BEGIN Records for this exercise
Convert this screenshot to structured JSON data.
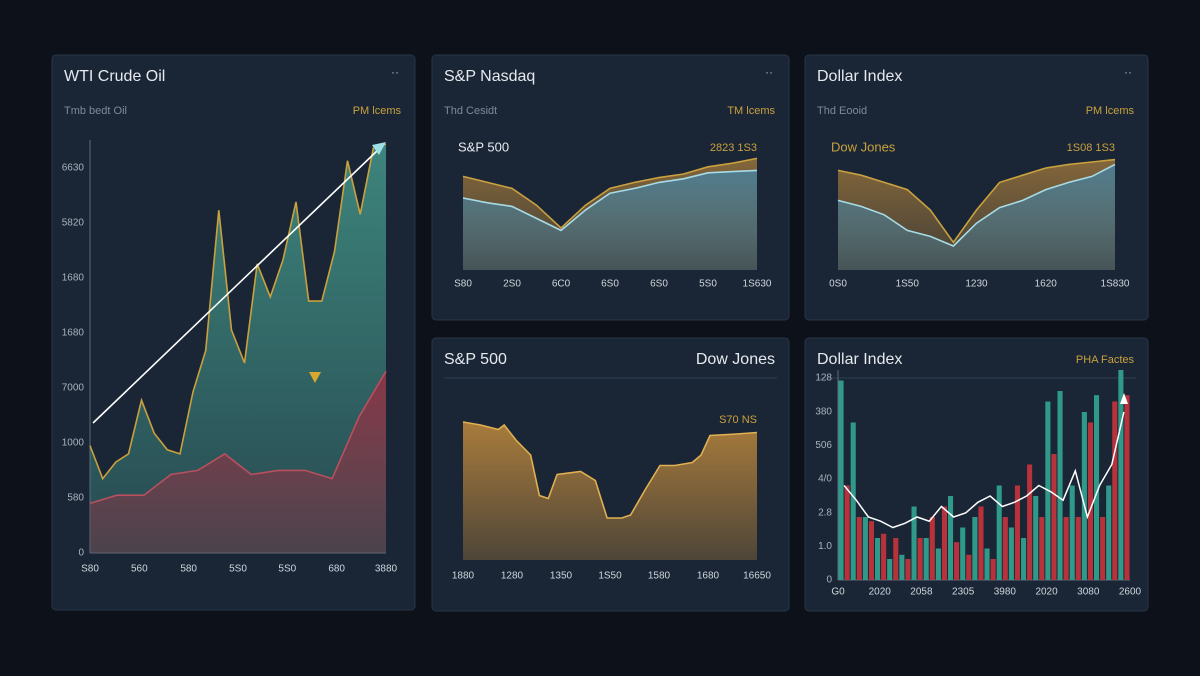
{
  "panels": [
    {
      "title": "WTI Crude Oil",
      "menu": "··",
      "subtitle": "Tmb bedt Oil",
      "note": "PM lcems",
      "y_labels": [
        "6630",
        "5820",
        "1680",
        "1680",
        "7000",
        "1000",
        "580",
        "0"
      ],
      "x_labels": [
        "S80",
        "560",
        "580",
        "5S0",
        "5S0",
        "680",
        "3880"
      ],
      "series": [
        {
          "type": "area",
          "color": "#c9a13e",
          "fill": "#3f8a80",
          "x": [
            0,
            4.3,
            8.7,
            13,
            17.4,
            21.7,
            26.1,
            30.4,
            34.8,
            39.1,
            43.5,
            47.8,
            52.2,
            56.5,
            60.9,
            65.2,
            69.6,
            73.9,
            78.3,
            82.6,
            87,
            91.3,
            95.7,
            100
          ],
          "values": [
            26,
            18,
            22,
            24,
            37,
            29,
            25,
            24,
            39,
            49,
            83,
            54,
            46,
            70,
            62,
            71,
            85,
            61,
            61,
            73,
            95,
            82,
            98,
            99
          ]
        },
        {
          "type": "area",
          "color": "#b8505e",
          "fill": "#8c3445",
          "x": [
            0,
            9.1,
            18.2,
            27.3,
            36.4,
            45.5,
            54.5,
            63.6,
            72.7,
            81.8,
            90.9,
            100
          ],
          "values": [
            12,
            14,
            14,
            19,
            20,
            24,
            19,
            20,
            20,
            18,
            33,
            44
          ]
        }
      ]
    },
    {
      "title": "S&P Nasdaq",
      "menu": "··",
      "subtitle": "Thd Cesidt",
      "note": "TM lcems",
      "legend": "S&P 500",
      "legend_color": "#e6e9ee",
      "legend_value": "2823 1S3",
      "x_labels": [
        "S80",
        "2S0",
        "6C0",
        "6S0",
        "6S0",
        "5S0",
        "1S630"
      ],
      "series": [
        {
          "type": "area",
          "color": "#c9a13e",
          "fill": "#8a6a3a",
          "values": [
            78,
            73,
            68,
            54,
            35,
            54,
            68,
            73,
            77,
            80,
            86,
            89,
            93
          ]
        },
        {
          "type": "area",
          "color": "#a8dbe6",
          "fill": "#4d7d92",
          "values": [
            60,
            56,
            53,
            43,
            33,
            50,
            64,
            68,
            73,
            76,
            81,
            82,
            83
          ]
        }
      ]
    },
    {
      "title": "Dollar Index",
      "menu": "··",
      "subtitle": "Thd Eooid",
      "note": "PM lcems",
      "legend": "Dow Jones",
      "legend_color": "#c9a13e",
      "legend_value": "1S08 1S3",
      "x_labels": [
        "0S0",
        "1S50",
        "1230",
        "1620",
        "1S830"
      ],
      "series": [
        {
          "type": "area",
          "color": "#c9a13e",
          "fill": "#8a6a3a",
          "values": [
            83,
            79,
            73,
            67,
            50,
            23,
            50,
            73,
            79,
            85,
            88,
            90,
            92
          ]
        },
        {
          "type": "area",
          "color": "#a8dbe6",
          "fill": "#4d7d92",
          "values": [
            58,
            53,
            46,
            33,
            28,
            20,
            39,
            52,
            58,
            67,
            73,
            78,
            88
          ]
        }
      ]
    },
    {
      "title": "S&P 500",
      "title_right": "Dow Jones",
      "legend_value": "S70 NS",
      "x_labels": [
        "1880",
        "1280",
        "1350",
        "1S50",
        "1580",
        "1680",
        "16650"
      ],
      "series": [
        {
          "type": "area",
          "color": "#e0b050",
          "fill": "#b0803c",
          "x": [
            0,
            6,
            12,
            14,
            18,
            23,
            26,
            29,
            32,
            40,
            45,
            49,
            54,
            57,
            62,
            67,
            72,
            78,
            81,
            84,
            93,
            100
          ],
          "values": [
            92,
            90,
            87,
            90,
            80,
            70,
            43,
            41,
            57,
            59,
            53,
            28,
            28,
            30,
            47,
            63,
            63,
            65,
            70,
            83,
            84,
            85
          ]
        }
      ]
    },
    {
      "title": "Dollar Index",
      "note": "PHA Factes",
      "y_labels": [
        "128",
        "380",
        "506",
        "4/0",
        "2.8",
        "1.0",
        "0"
      ],
      "x_labels": [
        "G0",
        "2020",
        "2058",
        "2305",
        "3980",
        "2020",
        "3080",
        "2600"
      ],
      "series": [
        {
          "type": "bar",
          "color": "#2f9a8a",
          "values": [
            95,
            75,
            30,
            20,
            10,
            12,
            35,
            20,
            15,
            40,
            25,
            30,
            15,
            45,
            25,
            20,
            40,
            85,
            90,
            45,
            80,
            88,
            45,
            100
          ]
        },
        {
          "type": "bar",
          "color": "#b8323c",
          "values": [
            45,
            30,
            28,
            22,
            20,
            10,
            20,
            30,
            35,
            18,
            12,
            35,
            10,
            30,
            45,
            55,
            30,
            60,
            30,
            30,
            75,
            30,
            85,
            88
          ]
        },
        {
          "type": "line",
          "color": "#ffffff",
          "values": [
            45,
            38,
            30,
            28,
            25,
            27,
            30,
            28,
            35,
            30,
            32,
            37,
            40,
            35,
            37,
            40,
            45,
            42,
            38,
            52,
            30,
            45,
            55,
            80
          ]
        }
      ]
    }
  ]
}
END Records for this exercise
# [Exercise goal]
Repeat the records above exactly, omitting every picture.

# [Exercise response]
Convert this screenshot to structured JSON data.
{
  "panels": [
    {
      "title": "WTI Crude Oil",
      "menu": "··",
      "subtitle": "Tmb bedt Oil",
      "note": "PM lcems",
      "y_labels": [
        "6630",
        "5820",
        "1680",
        "1680",
        "7000",
        "1000",
        "580",
        "0"
      ],
      "x_labels": [
        "S80",
        "560",
        "580",
        "5S0",
        "5S0",
        "680",
        "3880"
      ],
      "series": [
        {
          "type": "area",
          "color": "#c9a13e",
          "fill": "#3f8a80",
          "x": [
            0,
            4.3,
            8.7,
            13,
            17.4,
            21.7,
            26.1,
            30.4,
            34.8,
            39.1,
            43.5,
            47.8,
            52.2,
            56.5,
            60.9,
            65.2,
            69.6,
            73.9,
            78.3,
            82.6,
            87,
            91.3,
            95.7,
            100
          ],
          "values": [
            26,
            18,
            22,
            24,
            37,
            29,
            25,
            24,
            39,
            49,
            83,
            54,
            46,
            70,
            62,
            71,
            85,
            61,
            61,
            73,
            95,
            82,
            98,
            99
          ]
        },
        {
          "type": "area",
          "color": "#b8505e",
          "fill": "#8c3445",
          "x": [
            0,
            9.1,
            18.2,
            27.3,
            36.4,
            45.5,
            54.5,
            63.6,
            72.7,
            81.8,
            90.9,
            100
          ],
          "values": [
            12,
            14,
            14,
            19,
            20,
            24,
            19,
            20,
            20,
            18,
            33,
            44
          ]
        }
      ]
    },
    {
      "title": "S&P Nasdaq",
      "menu": "··",
      "subtitle": "Thd Cesidt",
      "note": "TM lcems",
      "legend": "S&P 500",
      "legend_color": "#e6e9ee",
      "legend_value": "2823 1S3",
      "x_labels": [
        "S80",
        "2S0",
        "6C0",
        "6S0",
        "6S0",
        "5S0",
        "1S630"
      ],
      "series": [
        {
          "type": "area",
          "color": "#c9a13e",
          "fill": "#8a6a3a",
          "values": [
            78,
            73,
            68,
            54,
            35,
            54,
            68,
            73,
            77,
            80,
            86,
            89,
            93
          ]
        },
        {
          "type": "area",
          "color": "#a8dbe6",
          "fill": "#4d7d92",
          "values": [
            60,
            56,
            53,
            43,
            33,
            50,
            64,
            68,
            73,
            76,
            81,
            82,
            83
          ]
        }
      ]
    },
    {
      "title": "Dollar Index",
      "menu": "··",
      "subtitle": "Thd Eooid",
      "note": "PM lcems",
      "legend": "Dow Jones",
      "legend_color": "#c9a13e",
      "legend_value": "1S08 1S3",
      "x_labels": [
        "0S0",
        "1S50",
        "1230",
        "1620",
        "1S830"
      ],
      "series": [
        {
          "type": "area",
          "color": "#c9a13e",
          "fill": "#8a6a3a",
          "values": [
            83,
            79,
            73,
            67,
            50,
            23,
            50,
            73,
            79,
            85,
            88,
            90,
            92
          ]
        },
        {
          "type": "area",
          "color": "#a8dbe6",
          "fill": "#4d7d92",
          "values": [
            58,
            53,
            46,
            33,
            28,
            20,
            39,
            52,
            58,
            67,
            73,
            78,
            88
          ]
        }
      ]
    },
    {
      "title": "S&P 500",
      "title_right": "Dow Jones",
      "legend_value": "S70 NS",
      "x_labels": [
        "1880",
        "1280",
        "1350",
        "1S50",
        "1580",
        "1680",
        "16650"
      ],
      "series": [
        {
          "type": "area",
          "color": "#e0b050",
          "fill": "#b0803c",
          "x": [
            0,
            6,
            12,
            14,
            18,
            23,
            26,
            29,
            32,
            40,
            45,
            49,
            54,
            57,
            62,
            67,
            72,
            78,
            81,
            84,
            93,
            100
          ],
          "values": [
            92,
            90,
            87,
            90,
            80,
            70,
            43,
            41,
            57,
            59,
            53,
            28,
            28,
            30,
            47,
            63,
            63,
            65,
            70,
            83,
            84,
            85
          ]
        }
      ]
    },
    {
      "title": "Dollar Index",
      "note": "PHA Factes",
      "y_labels": [
        "128",
        "380",
        "506",
        "4/0",
        "2.8",
        "1.0",
        "0"
      ],
      "x_labels": [
        "G0",
        "2020",
        "2058",
        "2305",
        "3980",
        "2020",
        "3080",
        "2600"
      ],
      "series": [
        {
          "type": "bar",
          "color": "#2f9a8a",
          "values": [
            95,
            75,
            30,
            20,
            10,
            12,
            35,
            20,
            15,
            40,
            25,
            30,
            15,
            45,
            25,
            20,
            40,
            85,
            90,
            45,
            80,
            88,
            45,
            100
          ]
        },
        {
          "type": "bar",
          "color": "#b8323c",
          "values": [
            45,
            30,
            28,
            22,
            20,
            10,
            20,
            30,
            35,
            18,
            12,
            35,
            10,
            30,
            45,
            55,
            30,
            60,
            30,
            30,
            75,
            30,
            85,
            88
          ]
        },
        {
          "type": "line",
          "color": "#ffffff",
          "values": [
            45,
            38,
            30,
            28,
            25,
            27,
            30,
            28,
            35,
            30,
            32,
            37,
            40,
            35,
            37,
            40,
            45,
            42,
            38,
            52,
            30,
            45,
            55,
            80
          ]
        }
      ]
    }
  ]
}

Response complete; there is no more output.